### Set exercise:
Look for the string "visurija" in every line, and copy each line that has it.

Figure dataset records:

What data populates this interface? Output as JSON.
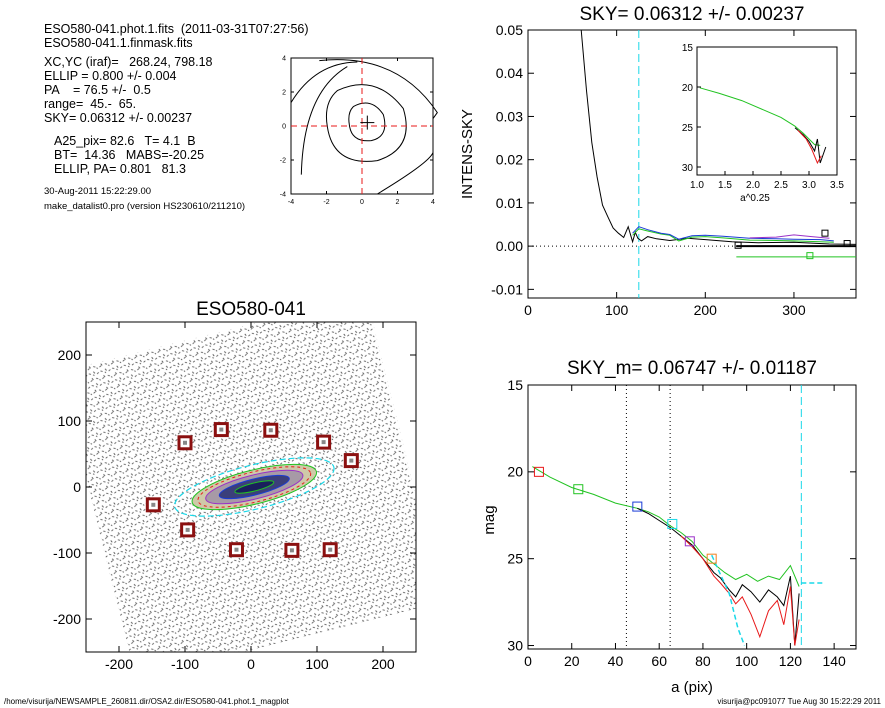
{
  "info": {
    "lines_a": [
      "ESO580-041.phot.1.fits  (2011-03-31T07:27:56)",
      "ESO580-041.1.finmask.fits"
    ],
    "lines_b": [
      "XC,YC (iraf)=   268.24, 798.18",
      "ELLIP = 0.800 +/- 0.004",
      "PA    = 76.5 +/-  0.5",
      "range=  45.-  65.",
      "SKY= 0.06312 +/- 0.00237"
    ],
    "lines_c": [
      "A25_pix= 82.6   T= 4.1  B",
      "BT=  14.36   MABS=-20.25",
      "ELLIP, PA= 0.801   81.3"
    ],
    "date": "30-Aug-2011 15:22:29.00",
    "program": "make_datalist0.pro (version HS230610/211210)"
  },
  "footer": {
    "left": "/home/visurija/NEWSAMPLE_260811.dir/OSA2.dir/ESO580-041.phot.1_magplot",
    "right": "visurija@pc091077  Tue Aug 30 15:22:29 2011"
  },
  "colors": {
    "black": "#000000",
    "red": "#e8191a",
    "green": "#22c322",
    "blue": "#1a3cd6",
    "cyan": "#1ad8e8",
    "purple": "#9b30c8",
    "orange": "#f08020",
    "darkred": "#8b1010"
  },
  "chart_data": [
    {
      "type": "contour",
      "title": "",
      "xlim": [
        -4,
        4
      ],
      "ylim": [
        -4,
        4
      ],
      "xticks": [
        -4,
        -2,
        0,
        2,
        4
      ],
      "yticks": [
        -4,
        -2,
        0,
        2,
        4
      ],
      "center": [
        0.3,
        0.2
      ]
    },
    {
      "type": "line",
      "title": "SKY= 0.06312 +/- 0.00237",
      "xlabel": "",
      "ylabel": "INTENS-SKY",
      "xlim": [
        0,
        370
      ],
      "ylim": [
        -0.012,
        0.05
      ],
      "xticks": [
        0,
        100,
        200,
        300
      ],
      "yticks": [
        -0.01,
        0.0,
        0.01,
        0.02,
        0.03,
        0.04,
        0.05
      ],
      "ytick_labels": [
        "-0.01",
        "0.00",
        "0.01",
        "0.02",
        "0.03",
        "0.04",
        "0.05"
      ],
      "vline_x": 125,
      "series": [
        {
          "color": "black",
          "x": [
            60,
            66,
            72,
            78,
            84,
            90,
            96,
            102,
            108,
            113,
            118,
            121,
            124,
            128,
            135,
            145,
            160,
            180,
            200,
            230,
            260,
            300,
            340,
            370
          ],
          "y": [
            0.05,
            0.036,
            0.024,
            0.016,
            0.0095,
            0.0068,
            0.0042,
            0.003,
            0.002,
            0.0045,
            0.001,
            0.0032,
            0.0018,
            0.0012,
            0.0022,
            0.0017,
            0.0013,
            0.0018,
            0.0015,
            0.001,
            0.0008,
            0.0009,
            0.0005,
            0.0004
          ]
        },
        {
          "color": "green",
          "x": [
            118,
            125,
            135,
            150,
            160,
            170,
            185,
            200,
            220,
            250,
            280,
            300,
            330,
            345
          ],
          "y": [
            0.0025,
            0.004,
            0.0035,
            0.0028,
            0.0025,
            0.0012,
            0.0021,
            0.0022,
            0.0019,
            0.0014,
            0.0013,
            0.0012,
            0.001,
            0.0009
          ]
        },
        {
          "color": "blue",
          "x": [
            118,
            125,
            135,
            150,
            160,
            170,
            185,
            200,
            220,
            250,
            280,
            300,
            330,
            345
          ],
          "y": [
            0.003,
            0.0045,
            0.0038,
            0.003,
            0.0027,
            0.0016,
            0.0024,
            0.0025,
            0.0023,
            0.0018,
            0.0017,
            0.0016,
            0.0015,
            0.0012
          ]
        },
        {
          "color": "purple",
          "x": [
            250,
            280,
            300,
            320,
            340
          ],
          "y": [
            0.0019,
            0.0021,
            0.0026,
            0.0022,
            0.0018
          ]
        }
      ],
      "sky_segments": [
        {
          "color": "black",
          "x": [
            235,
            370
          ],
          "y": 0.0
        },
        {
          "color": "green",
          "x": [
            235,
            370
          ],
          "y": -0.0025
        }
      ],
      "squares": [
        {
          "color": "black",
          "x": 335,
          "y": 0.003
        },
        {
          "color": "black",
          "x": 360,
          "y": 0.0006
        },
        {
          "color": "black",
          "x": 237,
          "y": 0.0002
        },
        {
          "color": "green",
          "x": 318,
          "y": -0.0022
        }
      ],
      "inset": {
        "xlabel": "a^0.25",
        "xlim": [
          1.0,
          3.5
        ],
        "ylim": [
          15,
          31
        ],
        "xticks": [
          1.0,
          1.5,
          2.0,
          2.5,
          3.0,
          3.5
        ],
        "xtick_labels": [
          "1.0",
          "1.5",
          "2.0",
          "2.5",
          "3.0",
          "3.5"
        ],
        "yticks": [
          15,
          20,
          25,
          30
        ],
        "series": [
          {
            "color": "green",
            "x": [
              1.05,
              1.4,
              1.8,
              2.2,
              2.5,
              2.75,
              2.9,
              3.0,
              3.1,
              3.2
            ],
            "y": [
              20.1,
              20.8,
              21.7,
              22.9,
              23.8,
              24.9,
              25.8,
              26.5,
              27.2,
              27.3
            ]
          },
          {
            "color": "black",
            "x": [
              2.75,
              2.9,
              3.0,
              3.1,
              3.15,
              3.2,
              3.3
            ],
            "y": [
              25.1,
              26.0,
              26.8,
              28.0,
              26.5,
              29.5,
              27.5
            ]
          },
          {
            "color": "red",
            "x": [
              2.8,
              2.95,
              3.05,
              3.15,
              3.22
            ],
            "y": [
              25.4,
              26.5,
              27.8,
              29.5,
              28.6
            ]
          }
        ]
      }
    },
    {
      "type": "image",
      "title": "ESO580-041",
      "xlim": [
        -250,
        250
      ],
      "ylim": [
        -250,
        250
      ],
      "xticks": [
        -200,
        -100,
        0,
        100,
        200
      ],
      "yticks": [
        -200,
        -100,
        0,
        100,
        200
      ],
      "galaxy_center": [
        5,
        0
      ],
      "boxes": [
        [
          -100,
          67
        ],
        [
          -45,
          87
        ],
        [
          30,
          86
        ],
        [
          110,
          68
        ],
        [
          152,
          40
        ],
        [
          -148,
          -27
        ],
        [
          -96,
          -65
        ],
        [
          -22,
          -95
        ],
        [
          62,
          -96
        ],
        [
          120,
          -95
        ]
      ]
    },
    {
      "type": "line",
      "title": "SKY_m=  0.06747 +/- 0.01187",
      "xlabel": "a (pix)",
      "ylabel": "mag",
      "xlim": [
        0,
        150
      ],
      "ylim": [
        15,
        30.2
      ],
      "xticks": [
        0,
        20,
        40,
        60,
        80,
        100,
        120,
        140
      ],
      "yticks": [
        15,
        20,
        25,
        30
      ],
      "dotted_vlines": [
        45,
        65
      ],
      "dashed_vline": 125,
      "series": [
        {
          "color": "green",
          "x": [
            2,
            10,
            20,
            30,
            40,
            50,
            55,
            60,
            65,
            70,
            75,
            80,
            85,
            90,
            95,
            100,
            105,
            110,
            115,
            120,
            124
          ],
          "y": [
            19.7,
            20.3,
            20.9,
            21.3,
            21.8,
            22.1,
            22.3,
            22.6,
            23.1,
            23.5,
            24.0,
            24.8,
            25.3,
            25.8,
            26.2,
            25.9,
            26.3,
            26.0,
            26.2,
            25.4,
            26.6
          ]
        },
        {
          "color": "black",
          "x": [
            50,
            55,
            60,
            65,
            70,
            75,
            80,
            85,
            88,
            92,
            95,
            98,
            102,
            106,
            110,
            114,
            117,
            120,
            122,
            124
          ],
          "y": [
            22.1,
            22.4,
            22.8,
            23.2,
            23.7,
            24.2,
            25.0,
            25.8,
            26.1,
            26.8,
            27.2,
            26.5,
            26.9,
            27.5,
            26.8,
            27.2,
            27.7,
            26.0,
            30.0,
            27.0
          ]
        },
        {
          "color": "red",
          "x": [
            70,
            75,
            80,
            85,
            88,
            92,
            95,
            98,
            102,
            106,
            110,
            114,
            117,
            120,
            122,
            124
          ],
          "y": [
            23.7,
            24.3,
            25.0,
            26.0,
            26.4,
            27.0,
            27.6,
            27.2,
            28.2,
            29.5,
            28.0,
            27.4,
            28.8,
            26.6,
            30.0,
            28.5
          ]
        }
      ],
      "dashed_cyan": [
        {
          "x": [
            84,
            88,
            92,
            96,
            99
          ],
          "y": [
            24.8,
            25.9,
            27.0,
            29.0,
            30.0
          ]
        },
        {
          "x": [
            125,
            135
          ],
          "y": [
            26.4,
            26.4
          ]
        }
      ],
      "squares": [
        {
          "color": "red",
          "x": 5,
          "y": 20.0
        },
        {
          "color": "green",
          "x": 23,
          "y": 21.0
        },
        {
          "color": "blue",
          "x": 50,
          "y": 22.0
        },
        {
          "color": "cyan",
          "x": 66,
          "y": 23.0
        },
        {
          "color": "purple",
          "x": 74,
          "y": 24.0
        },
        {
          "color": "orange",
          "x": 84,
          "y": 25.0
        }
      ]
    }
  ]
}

...

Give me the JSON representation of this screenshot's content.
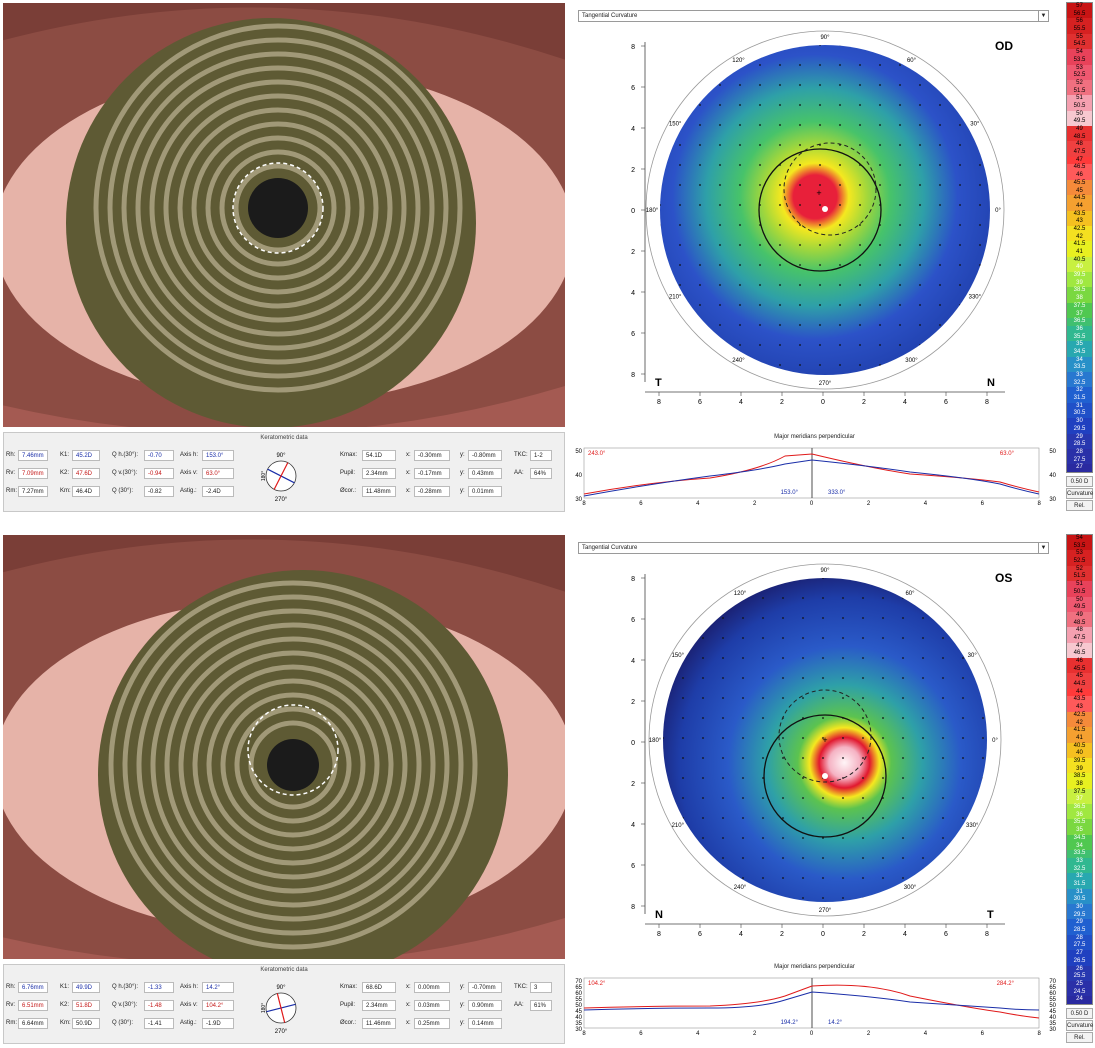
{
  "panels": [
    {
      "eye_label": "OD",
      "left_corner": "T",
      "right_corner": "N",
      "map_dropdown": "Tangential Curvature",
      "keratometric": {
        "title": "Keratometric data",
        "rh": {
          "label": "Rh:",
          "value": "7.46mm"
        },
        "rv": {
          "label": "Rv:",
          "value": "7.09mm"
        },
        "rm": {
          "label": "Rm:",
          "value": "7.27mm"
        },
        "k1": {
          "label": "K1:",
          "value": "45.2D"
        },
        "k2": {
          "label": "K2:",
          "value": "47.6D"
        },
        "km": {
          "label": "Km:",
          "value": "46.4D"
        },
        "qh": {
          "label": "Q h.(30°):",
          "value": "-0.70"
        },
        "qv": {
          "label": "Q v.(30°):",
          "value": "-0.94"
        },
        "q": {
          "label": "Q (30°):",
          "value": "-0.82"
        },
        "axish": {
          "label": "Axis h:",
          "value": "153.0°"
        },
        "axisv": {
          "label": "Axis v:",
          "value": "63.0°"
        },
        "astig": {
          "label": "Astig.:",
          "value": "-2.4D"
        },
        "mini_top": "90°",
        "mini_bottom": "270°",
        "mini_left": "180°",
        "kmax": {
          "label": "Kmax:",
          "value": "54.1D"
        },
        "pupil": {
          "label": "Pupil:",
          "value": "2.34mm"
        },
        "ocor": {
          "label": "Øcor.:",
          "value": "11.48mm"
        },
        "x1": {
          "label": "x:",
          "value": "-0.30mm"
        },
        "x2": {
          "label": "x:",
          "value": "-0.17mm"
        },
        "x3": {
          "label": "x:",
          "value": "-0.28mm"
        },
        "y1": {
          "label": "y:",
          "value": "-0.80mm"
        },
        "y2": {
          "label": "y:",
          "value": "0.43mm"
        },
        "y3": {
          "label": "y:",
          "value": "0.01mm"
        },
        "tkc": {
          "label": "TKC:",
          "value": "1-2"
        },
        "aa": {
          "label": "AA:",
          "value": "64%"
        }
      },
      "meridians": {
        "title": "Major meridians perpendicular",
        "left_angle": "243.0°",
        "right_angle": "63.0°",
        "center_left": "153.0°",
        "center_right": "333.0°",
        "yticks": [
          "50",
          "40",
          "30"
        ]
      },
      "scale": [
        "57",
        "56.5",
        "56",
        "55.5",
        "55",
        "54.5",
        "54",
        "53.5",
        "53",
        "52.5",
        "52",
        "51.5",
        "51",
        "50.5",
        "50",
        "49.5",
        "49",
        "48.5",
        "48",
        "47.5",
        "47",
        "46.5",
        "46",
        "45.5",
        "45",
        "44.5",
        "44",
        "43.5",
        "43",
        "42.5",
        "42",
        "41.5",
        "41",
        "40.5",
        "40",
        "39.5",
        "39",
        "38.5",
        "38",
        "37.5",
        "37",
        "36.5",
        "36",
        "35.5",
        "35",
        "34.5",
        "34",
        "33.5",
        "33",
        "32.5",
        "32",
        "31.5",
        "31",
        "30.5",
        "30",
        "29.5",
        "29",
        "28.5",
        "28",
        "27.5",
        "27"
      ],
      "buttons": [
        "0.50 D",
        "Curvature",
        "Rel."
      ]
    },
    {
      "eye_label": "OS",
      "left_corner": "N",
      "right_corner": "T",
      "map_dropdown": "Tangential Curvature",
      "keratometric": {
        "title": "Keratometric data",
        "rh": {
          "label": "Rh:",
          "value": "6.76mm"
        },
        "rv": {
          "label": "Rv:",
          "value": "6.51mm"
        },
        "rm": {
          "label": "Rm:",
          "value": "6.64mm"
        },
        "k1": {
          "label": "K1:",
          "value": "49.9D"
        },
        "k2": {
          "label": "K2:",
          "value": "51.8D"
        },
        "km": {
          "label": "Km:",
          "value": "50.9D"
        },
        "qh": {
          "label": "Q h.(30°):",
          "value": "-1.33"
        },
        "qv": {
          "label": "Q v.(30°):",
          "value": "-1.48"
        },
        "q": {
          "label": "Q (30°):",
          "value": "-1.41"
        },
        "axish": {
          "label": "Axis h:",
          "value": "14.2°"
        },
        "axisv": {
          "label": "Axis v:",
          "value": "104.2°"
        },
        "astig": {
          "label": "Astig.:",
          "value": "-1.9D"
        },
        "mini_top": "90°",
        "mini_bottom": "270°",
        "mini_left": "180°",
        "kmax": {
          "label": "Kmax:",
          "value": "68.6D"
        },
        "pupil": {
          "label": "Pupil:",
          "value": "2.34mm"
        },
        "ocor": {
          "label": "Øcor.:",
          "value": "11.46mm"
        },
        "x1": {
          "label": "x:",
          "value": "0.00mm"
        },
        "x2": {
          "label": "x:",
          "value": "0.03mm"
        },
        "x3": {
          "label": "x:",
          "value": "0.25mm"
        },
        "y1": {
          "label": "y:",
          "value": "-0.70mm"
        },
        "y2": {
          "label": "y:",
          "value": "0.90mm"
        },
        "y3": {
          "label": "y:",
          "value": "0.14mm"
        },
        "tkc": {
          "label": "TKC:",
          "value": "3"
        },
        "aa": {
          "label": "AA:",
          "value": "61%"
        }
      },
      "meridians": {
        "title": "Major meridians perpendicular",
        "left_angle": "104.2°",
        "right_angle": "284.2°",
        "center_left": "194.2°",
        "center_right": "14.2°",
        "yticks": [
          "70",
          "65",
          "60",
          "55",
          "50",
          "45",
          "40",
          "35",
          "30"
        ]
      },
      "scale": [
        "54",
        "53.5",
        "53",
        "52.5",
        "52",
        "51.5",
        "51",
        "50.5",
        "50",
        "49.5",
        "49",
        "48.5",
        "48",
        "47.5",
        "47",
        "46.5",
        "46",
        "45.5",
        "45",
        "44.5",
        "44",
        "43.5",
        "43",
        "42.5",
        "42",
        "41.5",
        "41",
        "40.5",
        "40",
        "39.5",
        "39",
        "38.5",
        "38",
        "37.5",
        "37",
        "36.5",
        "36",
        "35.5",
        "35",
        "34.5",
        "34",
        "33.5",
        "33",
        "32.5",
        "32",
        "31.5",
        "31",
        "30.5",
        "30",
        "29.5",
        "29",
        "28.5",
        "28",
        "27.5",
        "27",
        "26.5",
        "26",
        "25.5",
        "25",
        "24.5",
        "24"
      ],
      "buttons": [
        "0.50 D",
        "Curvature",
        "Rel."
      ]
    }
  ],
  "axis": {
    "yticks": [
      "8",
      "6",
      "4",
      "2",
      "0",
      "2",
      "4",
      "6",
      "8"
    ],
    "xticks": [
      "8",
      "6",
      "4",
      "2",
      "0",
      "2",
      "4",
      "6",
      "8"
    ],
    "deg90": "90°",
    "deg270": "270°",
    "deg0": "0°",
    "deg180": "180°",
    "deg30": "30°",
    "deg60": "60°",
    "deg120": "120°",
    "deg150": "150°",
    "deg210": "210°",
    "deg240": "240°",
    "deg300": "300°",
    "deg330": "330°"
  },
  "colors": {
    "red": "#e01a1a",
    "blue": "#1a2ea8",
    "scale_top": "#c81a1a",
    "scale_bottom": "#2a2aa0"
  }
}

...

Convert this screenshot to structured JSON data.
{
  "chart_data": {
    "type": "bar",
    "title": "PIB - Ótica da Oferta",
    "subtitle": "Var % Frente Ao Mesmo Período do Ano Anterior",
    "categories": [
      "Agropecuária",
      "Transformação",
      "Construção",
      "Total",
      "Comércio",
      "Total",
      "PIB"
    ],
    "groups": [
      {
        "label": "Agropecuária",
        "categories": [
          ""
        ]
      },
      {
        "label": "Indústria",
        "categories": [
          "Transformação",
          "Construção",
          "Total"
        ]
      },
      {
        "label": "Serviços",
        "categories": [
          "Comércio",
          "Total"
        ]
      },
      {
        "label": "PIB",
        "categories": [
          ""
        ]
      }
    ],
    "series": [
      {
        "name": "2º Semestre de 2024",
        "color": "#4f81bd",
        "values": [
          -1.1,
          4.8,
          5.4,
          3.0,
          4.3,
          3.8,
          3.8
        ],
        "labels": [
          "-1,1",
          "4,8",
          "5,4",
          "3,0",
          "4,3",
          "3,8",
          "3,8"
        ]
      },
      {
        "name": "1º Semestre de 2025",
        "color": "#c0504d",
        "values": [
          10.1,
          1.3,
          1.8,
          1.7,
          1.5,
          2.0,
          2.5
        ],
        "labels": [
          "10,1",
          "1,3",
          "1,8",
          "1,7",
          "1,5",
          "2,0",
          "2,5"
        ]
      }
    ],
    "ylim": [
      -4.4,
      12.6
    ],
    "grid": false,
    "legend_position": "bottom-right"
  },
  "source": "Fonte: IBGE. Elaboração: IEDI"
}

### Final result:
    "left": "/home/visurija/NEWSAMPLE_260811.dir/OSA2.dir/ESO580-041.phot.1_magplot",
    "right": "visurija@pc091077  Tue Aug 30 15:22:29 2011"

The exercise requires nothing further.